**What the task asks:** Reproduce the material exactly, omitting nothing.

Saved entries:
— BEGIN —

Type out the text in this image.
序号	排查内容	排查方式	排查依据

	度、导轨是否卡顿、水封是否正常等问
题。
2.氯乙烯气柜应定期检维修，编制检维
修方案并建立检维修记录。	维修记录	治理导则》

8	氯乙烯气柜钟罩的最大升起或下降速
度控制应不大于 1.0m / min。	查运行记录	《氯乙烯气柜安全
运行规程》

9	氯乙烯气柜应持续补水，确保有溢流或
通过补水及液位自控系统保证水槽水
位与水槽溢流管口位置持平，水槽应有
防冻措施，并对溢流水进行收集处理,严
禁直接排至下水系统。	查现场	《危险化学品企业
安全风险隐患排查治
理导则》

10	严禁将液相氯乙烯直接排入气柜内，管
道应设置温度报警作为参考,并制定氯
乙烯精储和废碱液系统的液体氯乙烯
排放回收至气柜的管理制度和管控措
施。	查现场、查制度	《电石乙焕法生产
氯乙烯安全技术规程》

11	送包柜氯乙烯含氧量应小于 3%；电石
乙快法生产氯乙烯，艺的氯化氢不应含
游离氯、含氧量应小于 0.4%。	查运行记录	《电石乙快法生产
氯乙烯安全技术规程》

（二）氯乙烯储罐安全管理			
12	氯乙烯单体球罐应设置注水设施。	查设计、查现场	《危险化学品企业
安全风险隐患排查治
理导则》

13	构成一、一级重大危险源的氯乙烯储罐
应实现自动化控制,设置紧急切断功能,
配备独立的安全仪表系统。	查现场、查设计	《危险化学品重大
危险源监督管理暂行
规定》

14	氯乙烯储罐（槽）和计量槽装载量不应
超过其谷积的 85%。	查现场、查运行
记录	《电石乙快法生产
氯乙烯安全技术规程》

— END —

**The completed task:**
Type out the text in this image.
序号	排查内容	排查方式	排查依据

	度、导轨是否卡顿、水封是否正常等问
题。
2.氯乙烯气柜应定期检维修，编制检维
修方案并建立检维修记录。	维修记录	治理导则》

8	氯乙烯气柜钟罩的最大升起或下降速
度控制应不大于 1.0m / min。	查运行记录	《氯乙烯气柜安全
运行规程》

9	氯乙烯气柜应持续补水，确保有溢流或
通过补水及液位自控系统保证水槽水
位与水槽溢流管口位置持平，水槽应有
防冻措施，并对溢流水进行收集处理,严
禁直接排至下水系统。	查现场	《危险化学品企业
安全风险隐患排查治
理导则》

10	严禁将液相氯乙烯直接排入气柜内，管
道应设置温度报警作为参考,并制定氯
乙烯精储和废碱液系统的液体氯乙烯
排放回收至气柜的管理制度和管控措
施。	查现场、查制度	《电石乙焕法生产
氯乙烯安全技术规程》

11	送包柜氯乙烯含氧量应小于 3%；电石
乙快法生产氯乙烯，艺的氯化氢不应含
游离氯、含氧量应小于 0.4%。	查运行记录	《电石乙快法生产
氯乙烯安全技术规程》

（二）氯乙烯储罐安全管理			
12	氯乙烯单体球罐应设置注水设施。	查设计、查现场	《危险化学品企业
安全风险隐患排查治
理导则》

13	构成一、一级重大危险源的氯乙烯储罐
应实现自动化控制,设置紧急切断功能,
配备独立的安全仪表系统。	查现场、查设计	《危险化学品重大
危险源监督管理暂行
规定》

14	氯乙烯储罐（槽）和计量槽装载量不应
超过其谷积的 85%。	查现场、查运行
记录	《电石乙快法生产
氯乙烯安全技术规程》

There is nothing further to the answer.